_Set problem_:
Every line below should be repeated exactly.

_____

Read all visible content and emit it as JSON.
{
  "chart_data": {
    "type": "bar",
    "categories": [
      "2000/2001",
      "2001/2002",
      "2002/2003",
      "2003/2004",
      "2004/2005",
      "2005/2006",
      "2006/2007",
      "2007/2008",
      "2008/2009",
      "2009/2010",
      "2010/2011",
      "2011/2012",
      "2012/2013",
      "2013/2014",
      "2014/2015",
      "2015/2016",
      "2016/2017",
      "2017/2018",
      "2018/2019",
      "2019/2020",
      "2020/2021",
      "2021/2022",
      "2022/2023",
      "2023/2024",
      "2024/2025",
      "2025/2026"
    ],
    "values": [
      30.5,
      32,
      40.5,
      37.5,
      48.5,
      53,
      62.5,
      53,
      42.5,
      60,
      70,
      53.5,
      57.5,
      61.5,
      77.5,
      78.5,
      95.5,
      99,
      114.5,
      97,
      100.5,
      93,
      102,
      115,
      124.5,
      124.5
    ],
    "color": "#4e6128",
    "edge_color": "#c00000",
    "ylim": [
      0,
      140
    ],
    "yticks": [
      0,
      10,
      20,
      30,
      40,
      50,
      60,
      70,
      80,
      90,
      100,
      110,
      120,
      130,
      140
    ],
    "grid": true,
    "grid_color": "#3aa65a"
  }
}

_____

_Answer below_:
Read all visible content and emit it as JSON.
{
  "chart_data": {
    "type": "bar",
    "categories": [
      "2000/2001",
      "2001/2002",
      "2002/2003",
      "2003/2004",
      "2004/2005",
      "2005/2006",
      "2006/2007",
      "2007/2008",
      "2008/2009",
      "2009/2010",
      "2010/2011",
      "2011/2012",
      "2012/2013",
      "2013/2014",
      "2014/2015",
      "2015/2016",
      "2016/2017",
      "2017/2018",
      "2018/2019",
      "2019/2020",
      "2020/2021",
      "2021/2022",
      "2022/2023",
      "2023/2024",
      "2024/2025",
      "2025/2026"
    ],
    "values": [
      30.5,
      32,
      40.5,
      37.5,
      48.5,
      53,
      62.5,
      53,
      42.5,
      60,
      70,
      53.5,
      57.5,
      61.5,
      77.5,
      78.5,
      95.5,
      99,
      114.5,
      97,
      100.5,
      93,
      102,
      115,
      124.5,
      124.5
    ],
    "color": "#4e6128",
    "edge_color": "#c00000",
    "ylim": [
      0,
      140
    ],
    "yticks": [
      0,
      10,
      20,
      30,
      40,
      50,
      60,
      70,
      80,
      90,
      100,
      110,
      120,
      130,
      140
    ],
    "grid": true,
    "grid_color": "#3aa65a"
  }
}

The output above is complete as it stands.